What to work on
Copy everything in the listing below word for word, apart from any images.

Excerpted data
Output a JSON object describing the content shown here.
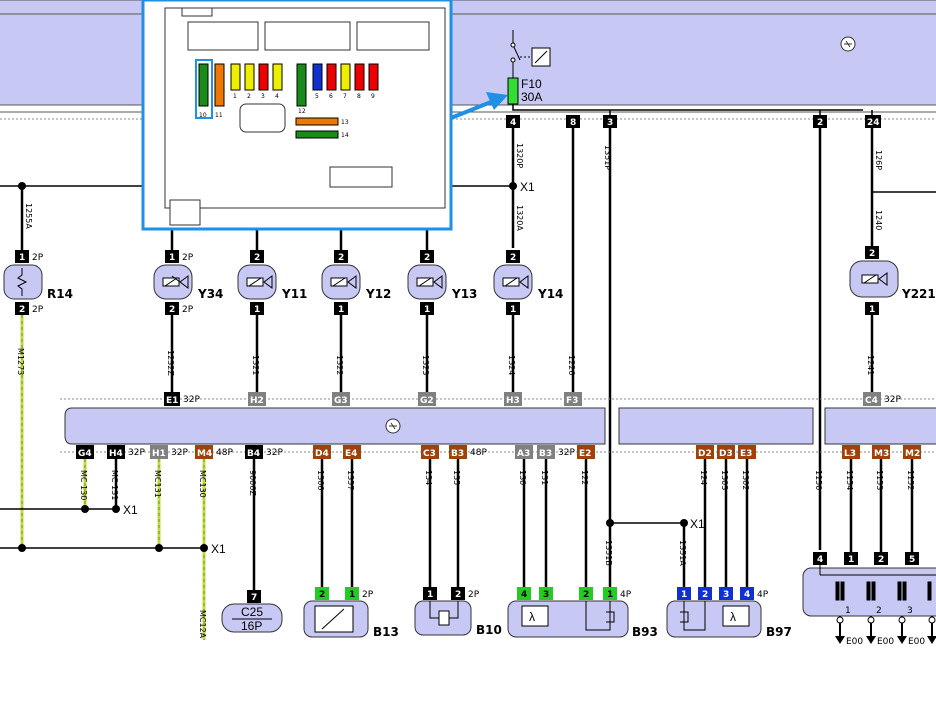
{
  "fuse": {
    "name": "F10",
    "rating": "30A"
  },
  "inset": {
    "fuse_numbers": [
      "10",
      "11",
      "1",
      "2",
      "3",
      "4",
      "12",
      "5",
      "6",
      "7",
      "8",
      "9"
    ],
    "relay_numbers": [
      "13",
      "14"
    ]
  },
  "top_pins": [
    "4",
    "8",
    "3",
    "2",
    "24"
  ],
  "wires_top": {
    "w1320p": "1320P",
    "w1320a": "1320A",
    "w1351p": "1351P",
    "w126p": "126P",
    "w1240": "1240",
    "w1255a": "1255A"
  },
  "splices": {
    "x1": "X1"
  },
  "components": {
    "r14": {
      "name": "R14",
      "pin_top": "1",
      "pin_bottom": "2",
      "conn": "2P"
    },
    "y34": {
      "name": "Y34",
      "pin_top": "1",
      "pin_bottom": "2",
      "conn": "2P"
    },
    "y11": {
      "name": "Y11",
      "pin_top": "2",
      "pin_bottom": "1"
    },
    "y12": {
      "name": "Y12",
      "pin_top": "2",
      "pin_bottom": "1"
    },
    "y13": {
      "name": "Y13",
      "pin_top": "2",
      "pin_bottom": "1"
    },
    "y14": {
      "name": "Y14",
      "pin_top": "2",
      "pin_bottom": "1"
    },
    "y221": {
      "name": "Y221",
      "pin_top": "2",
      "pin_bottom": "1"
    }
  },
  "mid_wires": {
    "m1273": "M1273",
    "w1232z": "1232Z",
    "w1321": "1321",
    "w1322": "1322",
    "w1323": "1323",
    "w1324": "1324",
    "w1226": "1226",
    "w1241": "1241"
  },
  "ecu_upper_pins": [
    {
      "pin": "E1",
      "color": "#000000",
      "conn": "32P"
    },
    {
      "pin": "H2",
      "color": "#808080"
    },
    {
      "pin": "G3",
      "color": "#808080"
    },
    {
      "pin": "G2",
      "color": "#808080"
    },
    {
      "pin": "H3",
      "color": "#808080"
    },
    {
      "pin": "F3",
      "color": "#808080"
    },
    {
      "pin": "C4",
      "color": "#808080",
      "conn": "32P"
    }
  ],
  "ecu_lower_pins": [
    {
      "pin": "G4",
      "color": "#000000"
    },
    {
      "pin": "H4",
      "color": "#000000",
      "conn": "32P"
    },
    {
      "pin": "H1",
      "color": "#808080",
      "conn": "32P"
    },
    {
      "pin": "M4",
      "color": "#a0400a",
      "conn": "48P"
    },
    {
      "pin": "B4",
      "color": "#000000",
      "conn": "32P"
    },
    {
      "pin": "D4",
      "color": "#a0400a"
    },
    {
      "pin": "E4",
      "color": "#a0400a"
    },
    {
      "pin": "C3",
      "color": "#a0400a"
    },
    {
      "pin": "B3",
      "color": "#a0400a",
      "conn": "48P"
    },
    {
      "pin": "A3",
      "color": "#808080"
    },
    {
      "pin": "B3",
      "color": "#808080",
      "conn": "32P"
    },
    {
      "pin": "E2",
      "color": "#a0400a"
    },
    {
      "pin": "D2",
      "color": "#a0400a"
    },
    {
      "pin": "D3",
      "color": "#a0400a"
    },
    {
      "pin": "E3",
      "color": "#a0400a"
    },
    {
      "pin": "L3",
      "color": "#a0400a"
    },
    {
      "pin": "M3",
      "color": "#a0400a"
    },
    {
      "pin": "M2",
      "color": "#a0400a"
    }
  ],
  "lower_wires": [
    "MC 130",
    "MC 131",
    "MC131",
    "MC130",
    "9006Z",
    "1366",
    "1357",
    "134",
    "135",
    "130",
    "131",
    "122",
    "124",
    "1303",
    "1302",
    "1150",
    "1154",
    "1153",
    "1152"
  ],
  "lower_wires2": {
    "w1351b": "1351B",
    "w1351a": "1351A",
    "mc12a": "MC12A"
  },
  "sensors": {
    "c25": {
      "name": "C25",
      "conn": "16P",
      "pin": "7"
    },
    "b13": {
      "name": "B13",
      "pins": [
        "2",
        "1"
      ],
      "conn": "2P"
    },
    "b10": {
      "name": "B10",
      "pins": [
        "1",
        "2"
      ],
      "conn": "2P"
    },
    "b93": {
      "name": "B93",
      "pins": [
        "4",
        "3",
        "2",
        "1"
      ],
      "conn": "4P"
    },
    "b97": {
      "name": "B97",
      "pins": [
        "1",
        "2",
        "3",
        "4"
      ],
      "conn": "4P"
    }
  },
  "lambda_symbol": "λ",
  "bottom_right_pins": [
    "4",
    "1",
    "2",
    "5"
  ],
  "ground": "E00",
  "ground_nums": [
    "1",
    "2",
    "3"
  ],
  "colors": {
    "panel": "#c8c8f4",
    "blue_frame": "#1e90e6",
    "pin_black": "#000000",
    "pin_grey": "#808080",
    "pin_brown": "#a0400a",
    "pin_green": "#22cc22",
    "pin_blue": "#1030d0",
    "wire_yellow_green": "#c8d838"
  }
}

Correct result
Output a JSON object describing the content shown here.
{
  "fuse": {
    "name": "F10",
    "rating": "30A"
  },
  "inset": {
    "fuse_numbers": [
      "10",
      "11",
      "1",
      "2",
      "3",
      "4",
      "12",
      "5",
      "6",
      "7",
      "8",
      "9"
    ],
    "relay_numbers": [
      "13",
      "14"
    ]
  },
  "top_pins": [
    "4",
    "8",
    "3",
    "2",
    "24"
  ],
  "wires_top": {
    "w1320p": "1320P",
    "w1320a": "1320A",
    "w1351p": "1351P",
    "w126p": "126P",
    "w1240": "1240",
    "w1255a": "1255A"
  },
  "splices": {
    "x1": "X1"
  },
  "components": {
    "r14": {
      "name": "R14",
      "pin_top": "1",
      "pin_bottom": "2",
      "conn": "2P"
    },
    "y34": {
      "name": "Y34",
      "pin_top": "1",
      "pin_bottom": "2",
      "conn": "2P"
    },
    "y11": {
      "name": "Y11",
      "pin_top": "2",
      "pin_bottom": "1"
    },
    "y12": {
      "name": "Y12",
      "pin_top": "2",
      "pin_bottom": "1"
    },
    "y13": {
      "name": "Y13",
      "pin_top": "2",
      "pin_bottom": "1"
    },
    "y14": {
      "name": "Y14",
      "pin_top": "2",
      "pin_bottom": "1"
    },
    "y221": {
      "name": "Y221",
      "pin_top": "2",
      "pin_bottom": "1"
    }
  },
  "mid_wires": {
    "m1273": "M1273",
    "w1232z": "1232Z",
    "w1321": "1321",
    "w1322": "1322",
    "w1323": "1323",
    "w1324": "1324",
    "w1226": "1226",
    "w1241": "1241"
  },
  "ecu_upper_pins": [
    {
      "pin": "E1",
      "color": "#000000",
      "conn": "32P"
    },
    {
      "pin": "H2",
      "color": "#808080"
    },
    {
      "pin": "G3",
      "color": "#808080"
    },
    {
      "pin": "G2",
      "color": "#808080"
    },
    {
      "pin": "H3",
      "color": "#808080"
    },
    {
      "pin": "F3",
      "color": "#808080"
    },
    {
      "pin": "C4",
      "color": "#808080",
      "conn": "32P"
    }
  ],
  "ecu_lower_pins": [
    {
      "pin": "G4",
      "color": "#000000"
    },
    {
      "pin": "H4",
      "color": "#000000",
      "conn": "32P"
    },
    {
      "pin": "H1",
      "color": "#808080",
      "conn": "32P"
    },
    {
      "pin": "M4",
      "color": "#a0400a",
      "conn": "48P"
    },
    {
      "pin": "B4",
      "color": "#000000",
      "conn": "32P"
    },
    {
      "pin": "D4",
      "color": "#a0400a"
    },
    {
      "pin": "E4",
      "color": "#a0400a"
    },
    {
      "pin": "C3",
      "color": "#a0400a"
    },
    {
      "pin": "B3",
      "color": "#a0400a",
      "conn": "48P"
    },
    {
      "pin": "A3",
      "color": "#808080"
    },
    {
      "pin": "B3",
      "color": "#808080",
      "conn": "32P"
    },
    {
      "pin": "E2",
      "color": "#a0400a"
    },
    {
      "pin": "D2",
      "color": "#a0400a"
    },
    {
      "pin": "D3",
      "color": "#a0400a"
    },
    {
      "pin": "E3",
      "color": "#a0400a"
    },
    {
      "pin": "L3",
      "color": "#a0400a"
    },
    {
      "pin": "M3",
      "color": "#a0400a"
    },
    {
      "pin": "M2",
      "color": "#a0400a"
    }
  ],
  "lower_wires": [
    "MC 130",
    "MC 131",
    "MC131",
    "MC130",
    "9006Z",
    "1366",
    "1357",
    "134",
    "135",
    "130",
    "131",
    "122",
    "124",
    "1303",
    "1302",
    "1150",
    "1154",
    "1153",
    "1152"
  ],
  "lower_wires2": {
    "w1351b": "1351B",
    "w1351a": "1351A",
    "mc12a": "MC12A"
  },
  "sensors": {
    "c25": {
      "name": "C25",
      "conn": "16P",
      "pin": "7"
    },
    "b13": {
      "name": "B13",
      "pins": [
        "2",
        "1"
      ],
      "conn": "2P"
    },
    "b10": {
      "name": "B10",
      "pins": [
        "1",
        "2"
      ],
      "conn": "2P"
    },
    "b93": {
      "name": "B93",
      "pins": [
        "4",
        "3",
        "2",
        "1"
      ],
      "conn": "4P"
    },
    "b97": {
      "name": "B97",
      "pins": [
        "1",
        "2",
        "3",
        "4"
      ],
      "conn": "4P"
    }
  },
  "lambda_symbol": "λ",
  "bottom_right_pins": [
    "4",
    "1",
    "2",
    "5"
  ],
  "ground": "E00",
  "ground_nums": [
    "1",
    "2",
    "3"
  ],
  "colors": {
    "panel": "#c8c8f4",
    "blue_frame": "#1e90e6",
    "pin_black": "#000000",
    "pin_grey": "#808080",
    "pin_brown": "#a0400a",
    "pin_green": "#22cc22",
    "pin_blue": "#1030d0",
    "wire_yellow_green": "#c8d838"
  }
}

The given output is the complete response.